Give back exactly the lines from the "Give me a plain-text" line to the final line of the records, and only those, minus any pictures.

**RECORDS FOR THIS TASK:**
— START —

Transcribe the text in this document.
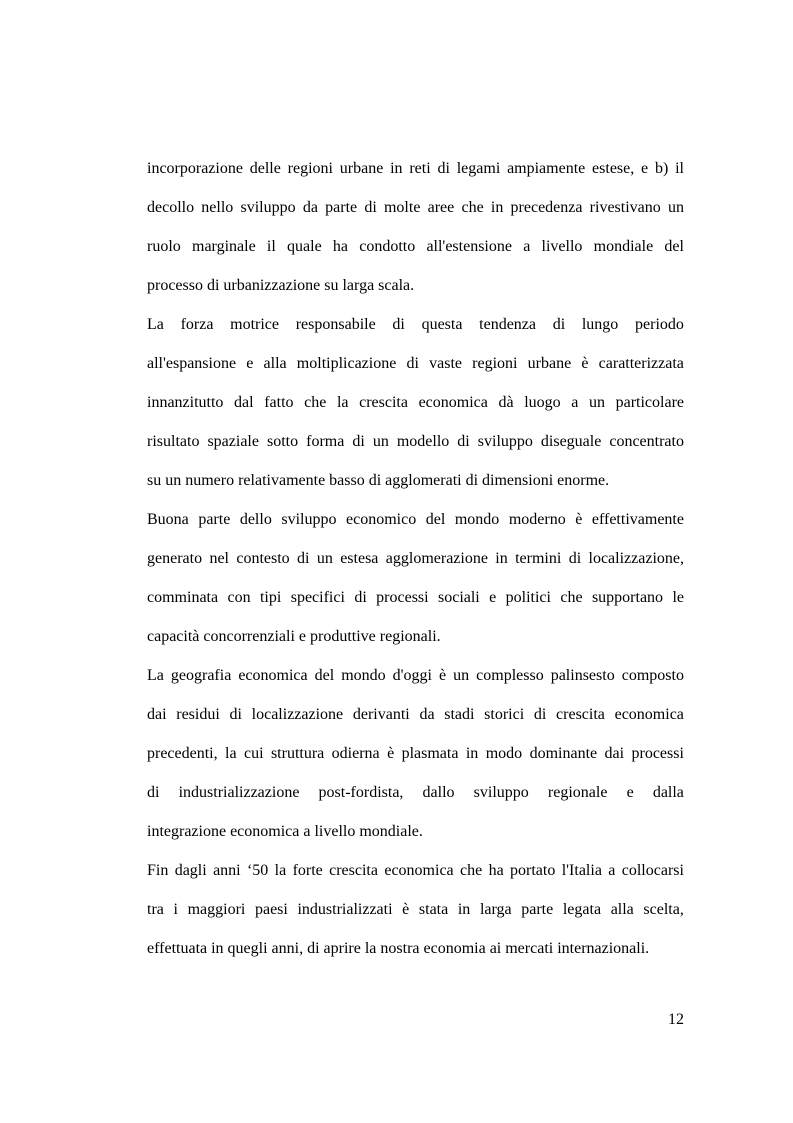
incorporazione delle regioni urbane in reti di legami ampiamente estese, e b) il
decollo nello sviluppo da parte di molte aree che in precedenza rivestivano un
ruolo marginale il quale ha condotto all'estensione a livello mondiale del
processo di urbanizzazione su larga scala.
La forza motrice responsabile di questa tendenza di lungo periodo
all'espansione e alla moltiplicazione di vaste regioni urbane è caratterizzata
innanzitutto dal fatto che la crescita economica dà luogo a un particolare
risultato spaziale sotto forma di un modello di sviluppo diseguale concentrato
su un numero relativamente basso di agglomerati di dimensioni enorme.
Buona parte dello sviluppo economico del mondo moderno è effettivamente
generato nel contesto di un estesa agglomerazione in termini di localizzazione,
comminata con tipi specifici di processi sociali e politici che supportano le
capacità concorrenziali e produttive regionali.
La geografia economica del mondo d'oggi è un complesso palinsesto composto
dai residui di localizzazione derivanti da stadi storici di crescita economica
precedenti, la cui struttura odierna è plasmata in modo dominante dai processi
di industrializzazione post-fordista, dallo sviluppo regionale e dalla
integrazione economica a livello mondiale.
Fin dagli anni ‘50 la forte crescita economica che ha portato l'Italia a collocarsi
tra i maggiori paesi industrializzati è stata in larga parte legata alla scelta,
effettuata in quegli anni, di aprire la nostra economia ai mercati internazionali.
12
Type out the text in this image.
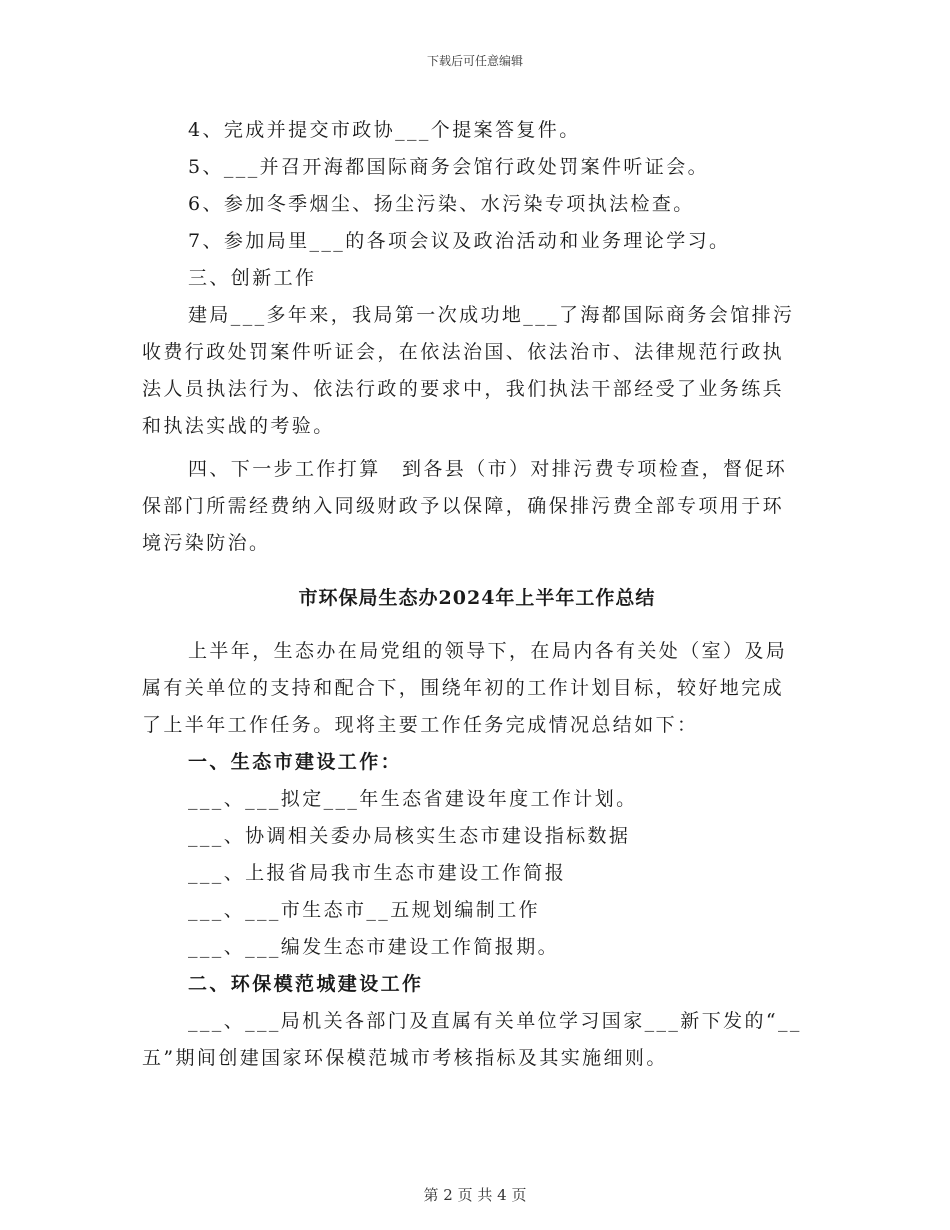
下载后可任意编辑
4、完成并提交市政协___个提案答复件。
5、___并召开海都国际商务会馆行政处罚案件听证会。
6、参加冬季烟尘、扬尘污染、水污染专项执法检查。
7、参加局里___的各项会议及政治活动和业务理论学习。
三、创新工作
建局___多年来，我局第一次成功地___了海都国际商务会馆排污
收费行政处罚案件听证会，在依法治国、依法治市、法律规范行政执
法人员执法行为、依法行政的要求中，我们执法干部经受了业务练兵
和执法实战的考验。
四、下一步工作打算　到各县（市）对排污费专项检查，督促环
保部门所需经费纳入同级财政予以保障，确保排污费全部专项用于环
境污染防治。
市环保局生态办2024年上半年工作总结
上半年，生态办在局党组的领导下，在局内各有关处（室）及局
属有关单位的支持和配合下，围绕年初的工作计划目标，较好地完成
了上半年工作任务。现将主要工作任务完成情况总结如下：
一、生态市建设工作：
___、___拟定___年生态省建设年度工作计划。
___、协调相关委办局核实生态市建设指标数据
___、上报省局我市生态市建设工作简报
___、___市生态市__五规划编制工作
___、___编发生态市建设工作简报期。
二、环保模范城建设工作
___、___局机关各部门及直属有关单位学习国家___新下发的“__
五”期间创建国家环保模范城市考核指标及其实施细则。
第 2 页 共 4 页
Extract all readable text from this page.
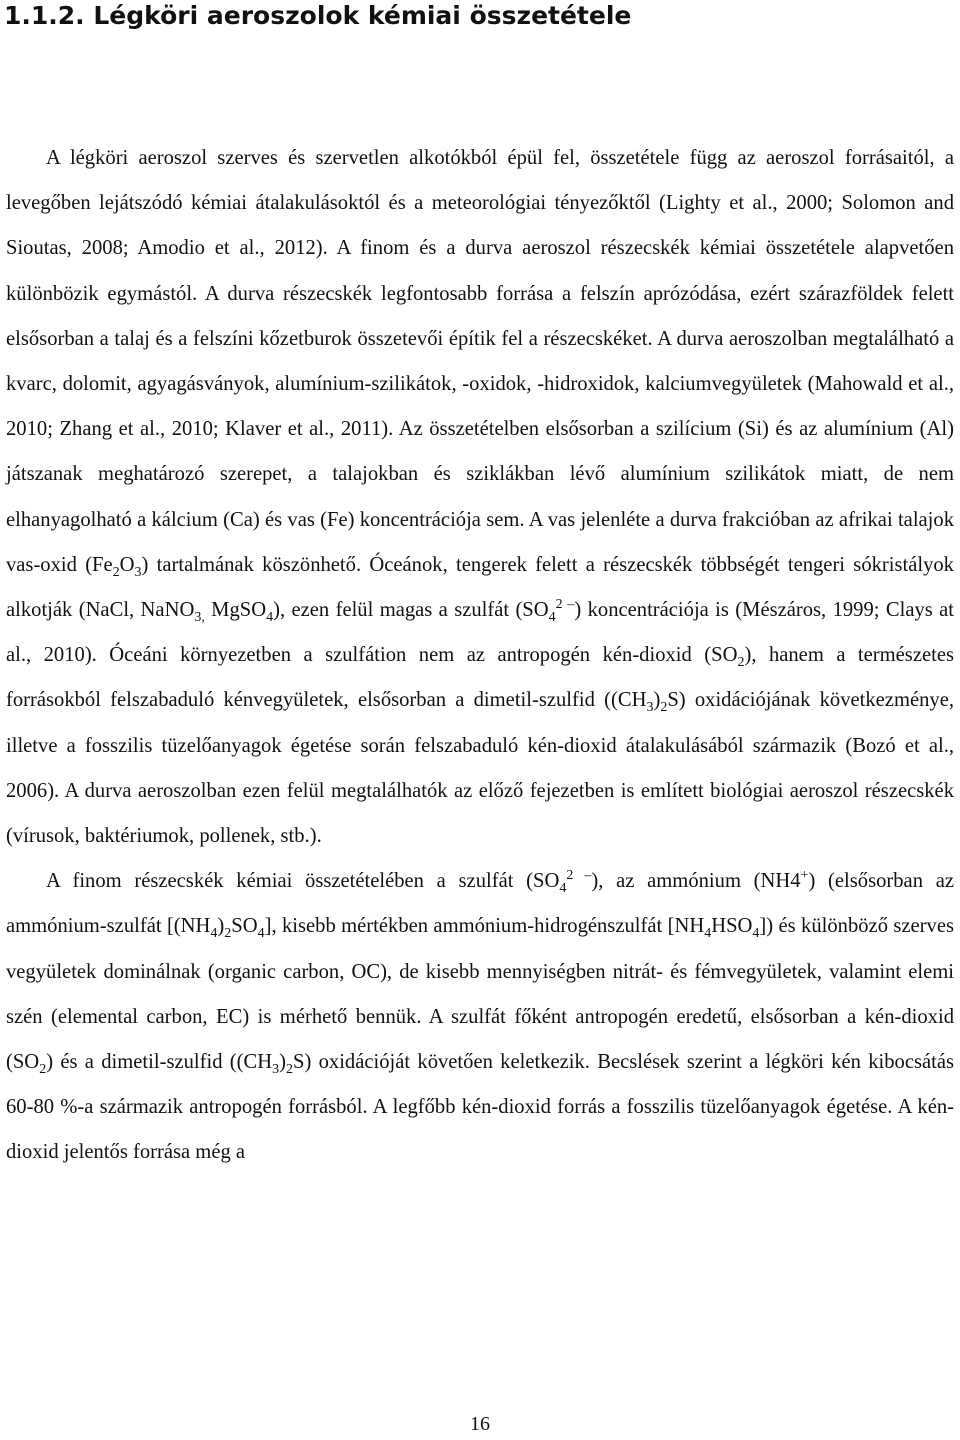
1.1.2. Légköri aeroszolok kémiai összetétele

A légköri aeroszol szerves és szervetlen alkotókból épül fel, összetétele függ az aeroszol forrásaitól, a levegőben lejátszódó kémiai átalakulásoktól és a meteorológiai tényezőktől (Lighty et al., 2000; Solomon and Sioutas, 2008; Amodio et al., 2012). A finom és a durva aeroszol részecskék kémiai összetétele alapvetően különbözik egymástól. A durva részecskék legfontosabb forrása a felszín aprózódása, ezért szárazföldek felett elsősorban a talaj és a felszíni kőzetburok összetevői építik fel a részecskéket. A durva aeroszolban megtalálható a kvarc, dolomit, agyagásványok, alumínium-szilikátok, -oxidok, -hidroxidok, kalciumvegyületek (Mahowald et al., 2010; Zhang et al., 2010; Klaver et al., 2011). Az összetételben elsősorban a szilícium (Si) és az alumínium (Al) játszanak meghatározó szerepet, a talajokban és sziklákban lévő alumínium szilikátok miatt, de nem elhanyagolható a kálcium (Ca) és vas (Fe) koncentrációja sem. A vas jelenléte a durva frakcióban az afrikai talajok vas-oxid $(Fe_2O_3)$ tartalmának köszönhető. Óceánok, tengerek felett a részecskék többségét tengeri sókristályok alkotják (NaCl, NaNO$_{3,}$ MgSO$_4$), ezen felül magas a szulfát $(SO_4^{2 -})$ koncentrációja is (Mészáros, 1999; Clays at al., 2010). Óceáni környezetben a szulfátion nem az antropogén kén-dioxid $(SO_2)$, hanem a természetes forrásokból felszabaduló kénvegyületek, elsősorban a dimetil-szulfid $((CH_3)_2S)$ oxidációjának következménye, illetve a fosszilis tüzelőanyagok égetése során felszabaduló kén-dioxid átalakulásából származik (Bozó et al., 2006). A durva aeroszolban ezen felül megtalálhatók az előző fejezetben is említett biológiai aeroszol részecskék (vírusok, baktériumok, pollenek, stb.).

A finom részecskék kémiai összetételében a szulfát $(SO_4^{2 -})$, az ammónium (NH4+) (elsősorban az ammónium-szulfát $[(NH_4)_2SO_4]$, kisebb mértékben ammónium-hidrogénszulfát $[NH_4HSO_4]$) és különböző szerves vegyületek dominálnak (organic carbon, OC), de kisebb mennyiségben nitrát- és fémvegyületek, valamint elemi szén (elemental carbon, EC) is mérhető bennük. A szulfát főként antropogén eredetű, elsősorban a kén-dioxid $(SO_2)$ és a dimetil-szulfid $((CH_3)_2S)$ oxidációját követően keletkezik. Becslések szerint a légköri kén kibocsátás 60-80 %-a származik antropogén forrásból. A legfőbb kén-dioxid forrás a fosszilis tüzelőanyagok égetése. A kén-dioxid jelentős forrása még a

16
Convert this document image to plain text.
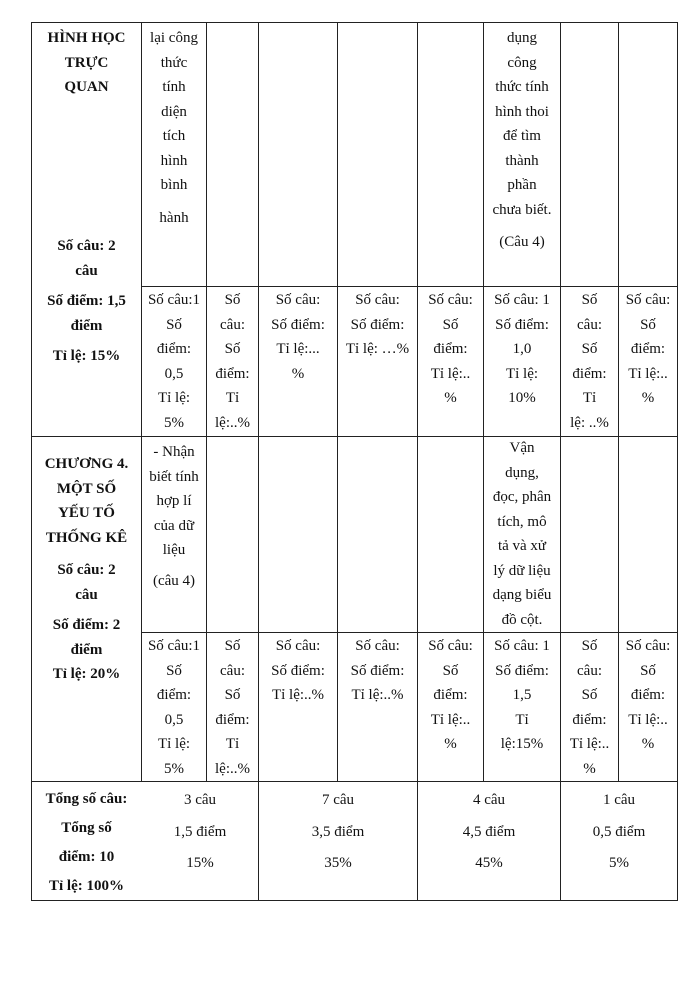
HÌNH HỌC
TRỰC
QUAN
Số câu: 2
câu
Số điểm: 1,5
điểm
Tỉ lệ: 15%
lại công
thức
tính
diện
tích
hình
bình
hành
dụng
công
thức tính
hình thoi
để tìm
thành
phần
chưa biết.
(Câu 4)
Số câu:1
Số
điểm:
0,5
Tỉ lệ:
5%
Số
câu:
Số
điểm:
Tỉ
lệ:..%
Số câu:
Số điểm:
Tỉ lệ:...
%
Số câu:
Số điểm:
Tỉ lệ: …%
Số câu:
Số
điểm:
Tỉ lệ:..
%
Số câu: 1
Số điểm:
1,0
Tỉ lệ:
10%
Số
câu:
Số
điểm:
Tỉ
lệ: ..%
Số câu:
Số
điểm:
Tỉ lệ:..
%
CHƯƠNG 4.
MỘT SỐ
YẾU TỐ
THỐNG KÊ
Số câu: 2
câu
Số điểm: 2
điểm
Tỉ lệ: 20%
- Nhận
biết tính
hợp lí
của dữ
liệu
(câu 4)
Vận
dụng,
đọc, phân
tích, mô
tả và xử
lý dữ liệu
dạng biểu
đồ cột.
Số câu:1
Số
điểm:
0,5
Tỉ lệ:
5%
Số
câu:
Số
điểm:
Tỉ
lệ:..%
Số câu:
Số điểm:
Tỉ lệ:..%
Số câu:
Số điểm:
Tỉ lệ:..%
Số câu:
Số
điểm:
Tỉ lệ:..
%
Số câu: 1
Số điểm:
1,5
Tỉ
lệ:15%
Số
câu:
Số
điểm:
Tỉ lệ:..
%
Số câu:
Số
điểm:
Tỉ lệ:..
%
Tổng số câu:
Tổng số
điểm: 10
Tỉ lệ: 100%
3 câu
1,5 điểm
15%
7 câu
3,5 điểm
35%
4 câu
4,5 điểm
45%
1 câu
0,5 điểm
5%
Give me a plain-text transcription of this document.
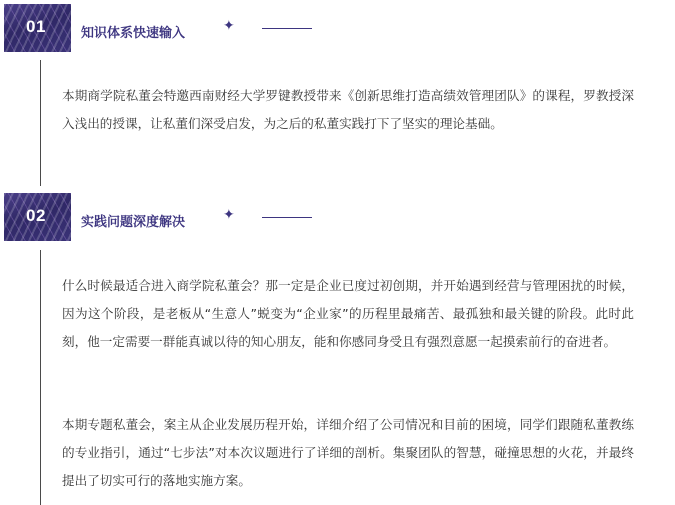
01	知识体系快速输入	✦

本期商学院私董会特邀西南财经大学罗键教授带来《创新思维打造高绩效管理团队》的课程，罗教授深入浅出的授课，让私董们深受启发，为之后的私董实践打下了坚实的理论基础。

02	实践问题深度解决	✦

什么时候最适合进入商学院私董会？那一定是企业已度过初创期，并开始遇到经营与管理困扰的时候，因为这个阶段，是老板从“生意人”蜕变为“企业家”的历程里最痛苦、最孤独和最关键的阶段。此时此刻，他一定需要一群能真诚以待的知心朋友，能和你感同身受且有强烈意愿一起摸索前行的奋进者。

本期专题私董会，案主从企业发展历程开始，详细介绍了公司情况和目前的困境，同学们跟随私董教练的专业指引，通过“七步法”对本次议题进行了详细的剖析。集聚团队的智慧，碰撞思想的火花，并最终提出了切实可行的落地实施方案。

— END —

**FINISHED EXERCISE:**
Give me a plain-text transcription of this document.
01	知识体系快速输入	✦

本期商学院私董会特邀西南财经大学罗键教授带来《创新思维打造高绩效管理团队》的课程，罗教授深入浅出的授课，让私董们深受启发，为之后的私董实践打下了坚实的理论基础。

02	实践问题深度解决	✦

什么时候最适合进入商学院私董会？那一定是企业已度过初创期，并开始遇到经营与管理困扰的时候，因为这个阶段，是老板从“生意人”蜕变为“企业家”的历程里最痛苦、最孤独和最关键的阶段。此时此刻，他一定需要一群能真诚以待的知心朋友，能和你感同身受且有强烈意愿一起摸索前行的奋进者。

本期专题私董会，案主从企业发展历程开始，详细介绍了公司情况和目前的困境，同学们跟随私董教练的专业指引，通过“七步法”对本次议题进行了详细的剖析。集聚团队的智慧，碰撞思想的火花，并最终提出了切实可行的落地实施方案。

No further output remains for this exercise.